Short problem => Retype each line of the material exactly, please, skipping any picture in it.

┏━━

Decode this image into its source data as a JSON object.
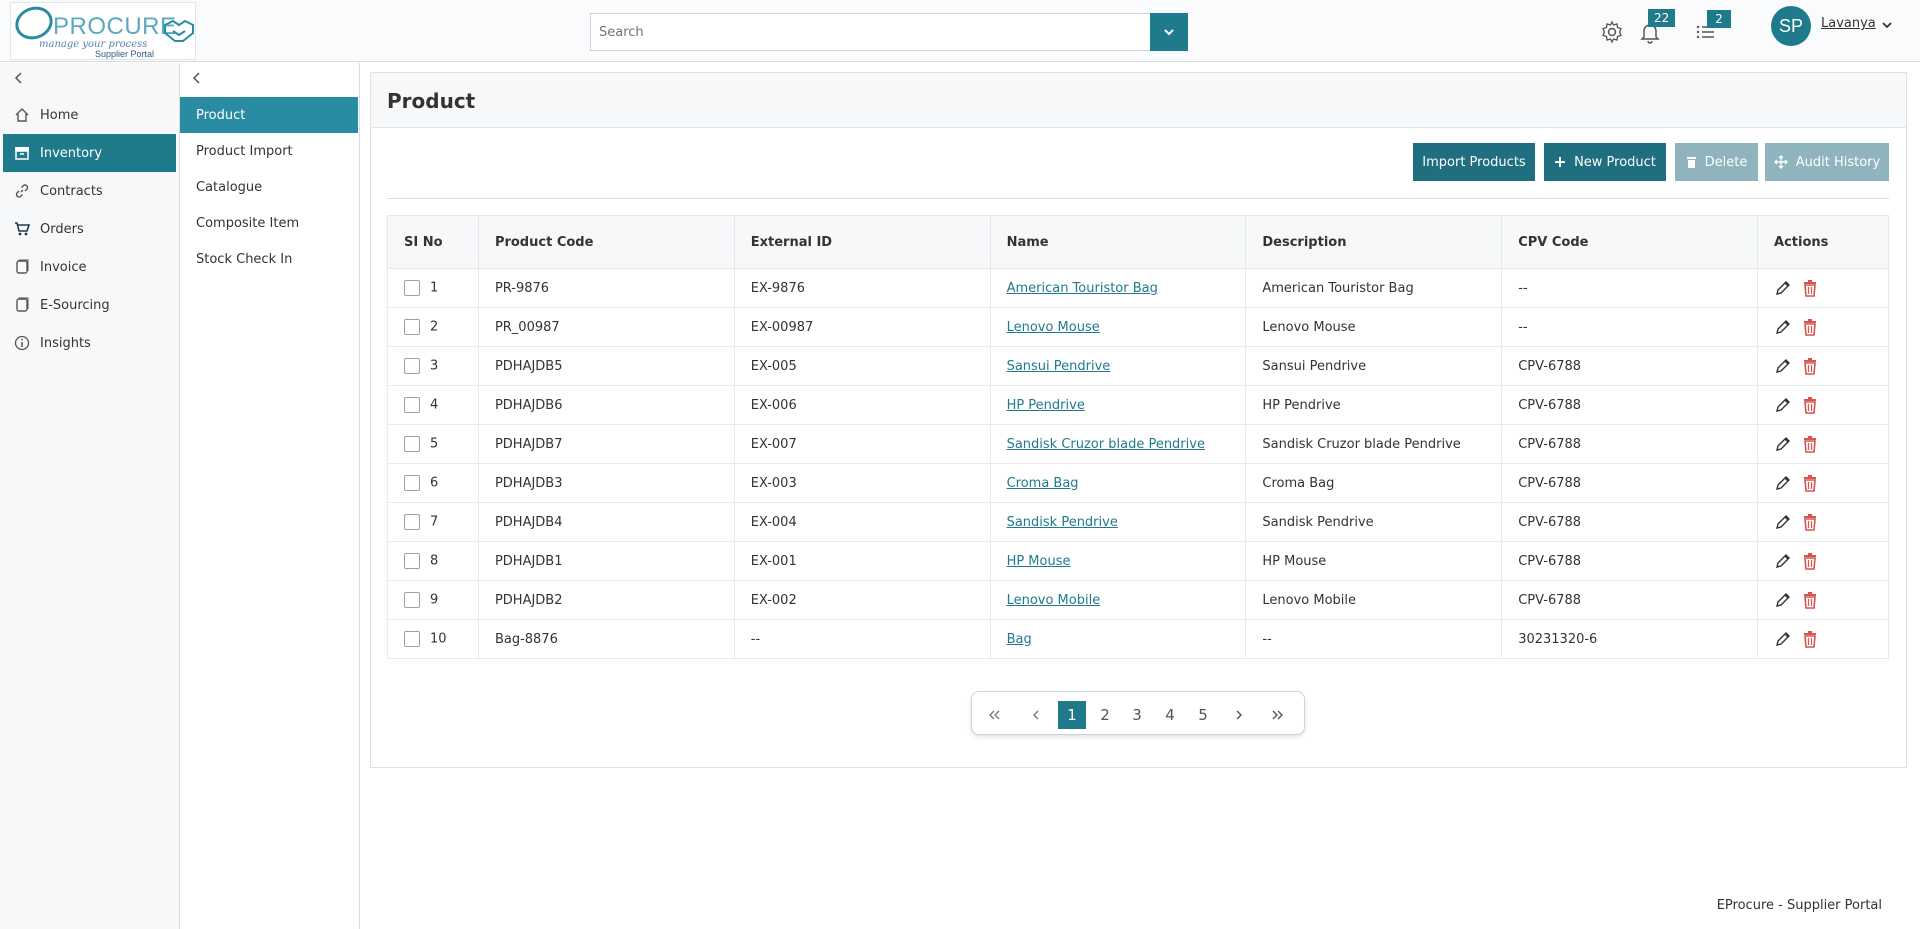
{
  "header": {
    "logo": {
      "brand": "PROCURE",
      "tagline": "manage your process",
      "subtitle": "Supplier Portal"
    },
    "search": {
      "placeholder": "Search"
    },
    "notifications": {
      "count": "22"
    },
    "tasks": {
      "count": "2"
    },
    "user": {
      "initials": "SP",
      "name": "Lavanya"
    }
  },
  "sidebar": {
    "items": [
      {
        "label": "Home",
        "icon": "home-icon",
        "active": false
      },
      {
        "label": "Inventory",
        "icon": "archive-icon",
        "active": true
      },
      {
        "label": "Contracts",
        "icon": "link-icon",
        "active": false
      },
      {
        "label": "Orders",
        "icon": "cart-icon",
        "active": false
      },
      {
        "label": "Invoice",
        "icon": "document-icon",
        "active": false
      },
      {
        "label": "E-Sourcing",
        "icon": "document-icon",
        "active": false
      },
      {
        "label": "Insights",
        "icon": "info-icon",
        "active": false
      }
    ]
  },
  "subnav": {
    "items": [
      {
        "label": "Product",
        "active": true
      },
      {
        "label": "Product Import",
        "active": false
      },
      {
        "label": "Catalogue",
        "active": false
      },
      {
        "label": "Composite Item",
        "active": false
      },
      {
        "label": "Stock Check In",
        "active": false
      }
    ]
  },
  "main": {
    "title": "Product",
    "buttons": {
      "import": "Import Products",
      "new": "New Product",
      "delete": "Delete",
      "audit": "Audit History"
    },
    "table": {
      "columns": [
        "SI No",
        "Product Code",
        "External ID",
        "Name",
        "Description",
        "CPV Code",
        "Actions"
      ],
      "rows": [
        {
          "si": "1",
          "code": "PR-9876",
          "ext": "EX-9876",
          "name": "American Touristor Bag ",
          "desc": "American Touristor Bag",
          "cpv": "--"
        },
        {
          "si": "2",
          "code": "PR_00987",
          "ext": "EX-00987",
          "name": "Lenovo Mouse ",
          "desc": "Lenovo Mouse",
          "cpv": "--"
        },
        {
          "si": "3",
          "code": "PDHAJDB5",
          "ext": "EX-005",
          "name": "Sansui Pendrive ",
          "desc": "Sansui Pendrive",
          "cpv": "CPV-6788"
        },
        {
          "si": "4",
          "code": "PDHAJDB6",
          "ext": "EX-006",
          "name": "HP Pendrive ",
          "desc": "HP Pendrive",
          "cpv": "CPV-6788"
        },
        {
          "si": "5",
          "code": "PDHAJDB7",
          "ext": "EX-007",
          "name": "Sandisk Cruzor blade Pendrive ",
          "desc": "Sandisk Cruzor blade Pendrive",
          "cpv": "CPV-6788"
        },
        {
          "si": "6",
          "code": "PDHAJDB3",
          "ext": "EX-003",
          "name": "Croma Bag ",
          "desc": "Croma Bag",
          "cpv": "CPV-6788"
        },
        {
          "si": "7",
          "code": "PDHAJDB4",
          "ext": "EX-004",
          "name": "Sandisk Pendrive ",
          "desc": "Sandisk Pendrive",
          "cpv": "CPV-6788"
        },
        {
          "si": "8",
          "code": "PDHAJDB1",
          "ext": "EX-001",
          "name": "HP Mouse ",
          "desc": "HP Mouse",
          "cpv": "CPV-6788"
        },
        {
          "si": "9",
          "code": "PDHAJDB2",
          "ext": "EX-002",
          "name": "Lenovo Mobile ",
          "desc": "Lenovo Mobile",
          "cpv": "CPV-6788"
        },
        {
          "si": "10",
          "code": "Bag-8876",
          "ext": "--",
          "name": "Bag ",
          "desc": "--",
          "cpv": "30231320-6"
        }
      ]
    },
    "pagination": {
      "pages": [
        "1",
        "2",
        "3",
        "4",
        "5"
      ],
      "current": "1"
    }
  },
  "footer": {
    "text": "EProcure - Supplier Portal"
  },
  "colors": {
    "accent": "#1f7a8c",
    "accent_light": "#2a8ca3",
    "disabled": "#8fb4bd",
    "danger": "#d9534f"
  }
}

┗━━

Correct response =>
Decode this image into its source data as a JSON object.
{
  "header": {
    "logo": {
      "brand": "PROCURE",
      "tagline": "manage your process",
      "subtitle": "Supplier Portal"
    },
    "search": {
      "placeholder": "Search"
    },
    "notifications": {
      "count": "22"
    },
    "tasks": {
      "count": "2"
    },
    "user": {
      "initials": "SP",
      "name": "Lavanya"
    }
  },
  "sidebar": {
    "items": [
      {
        "label": "Home",
        "icon": "home-icon",
        "active": false
      },
      {
        "label": "Inventory",
        "icon": "archive-icon",
        "active": true
      },
      {
        "label": "Contracts",
        "icon": "link-icon",
        "active": false
      },
      {
        "label": "Orders",
        "icon": "cart-icon",
        "active": false
      },
      {
        "label": "Invoice",
        "icon": "document-icon",
        "active": false
      },
      {
        "label": "E-Sourcing",
        "icon": "document-icon",
        "active": false
      },
      {
        "label": "Insights",
        "icon": "info-icon",
        "active": false
      }
    ]
  },
  "subnav": {
    "items": [
      {
        "label": "Product",
        "active": true
      },
      {
        "label": "Product Import",
        "active": false
      },
      {
        "label": "Catalogue",
        "active": false
      },
      {
        "label": "Composite Item",
        "active": false
      },
      {
        "label": "Stock Check In",
        "active": false
      }
    ]
  },
  "main": {
    "title": "Product",
    "buttons": {
      "import": "Import Products",
      "new": "New Product",
      "delete": "Delete",
      "audit": "Audit History"
    },
    "table": {
      "columns": [
        "SI No",
        "Product Code",
        "External ID",
        "Name",
        "Description",
        "CPV Code",
        "Actions"
      ],
      "rows": [
        {
          "si": "1",
          "code": "PR-9876",
          "ext": "EX-9876",
          "name": "American Touristor Bag ",
          "desc": "American Touristor Bag",
          "cpv": "--"
        },
        {
          "si": "2",
          "code": "PR_00987",
          "ext": "EX-00987",
          "name": "Lenovo Mouse ",
          "desc": "Lenovo Mouse",
          "cpv": "--"
        },
        {
          "si": "3",
          "code": "PDHAJDB5",
          "ext": "EX-005",
          "name": "Sansui Pendrive ",
          "desc": "Sansui Pendrive",
          "cpv": "CPV-6788"
        },
        {
          "si": "4",
          "code": "PDHAJDB6",
          "ext": "EX-006",
          "name": "HP Pendrive ",
          "desc": "HP Pendrive",
          "cpv": "CPV-6788"
        },
        {
          "si": "5",
          "code": "PDHAJDB7",
          "ext": "EX-007",
          "name": "Sandisk Cruzor blade Pendrive ",
          "desc": "Sandisk Cruzor blade Pendrive",
          "cpv": "CPV-6788"
        },
        {
          "si": "6",
          "code": "PDHAJDB3",
          "ext": "EX-003",
          "name": "Croma Bag ",
          "desc": "Croma Bag",
          "cpv": "CPV-6788"
        },
        {
          "si": "7",
          "code": "PDHAJDB4",
          "ext": "EX-004",
          "name": "Sandisk Pendrive ",
          "desc": "Sandisk Pendrive",
          "cpv": "CPV-6788"
        },
        {
          "si": "8",
          "code": "PDHAJDB1",
          "ext": "EX-001",
          "name": "HP Mouse ",
          "desc": "HP Mouse",
          "cpv": "CPV-6788"
        },
        {
          "si": "9",
          "code": "PDHAJDB2",
          "ext": "EX-002",
          "name": "Lenovo Mobile ",
          "desc": "Lenovo Mobile",
          "cpv": "CPV-6788"
        },
        {
          "si": "10",
          "code": "Bag-8876",
          "ext": "--",
          "name": "Bag ",
          "desc": "--",
          "cpv": "30231320-6"
        }
      ]
    },
    "pagination": {
      "pages": [
        "1",
        "2",
        "3",
        "4",
        "5"
      ],
      "current": "1"
    }
  },
  "footer": {
    "text": "EProcure - Supplier Portal"
  },
  "colors": {
    "accent": "#1f7a8c",
    "accent_light": "#2a8ca3",
    "disabled": "#8fb4bd",
    "danger": "#d9534f"
  }
}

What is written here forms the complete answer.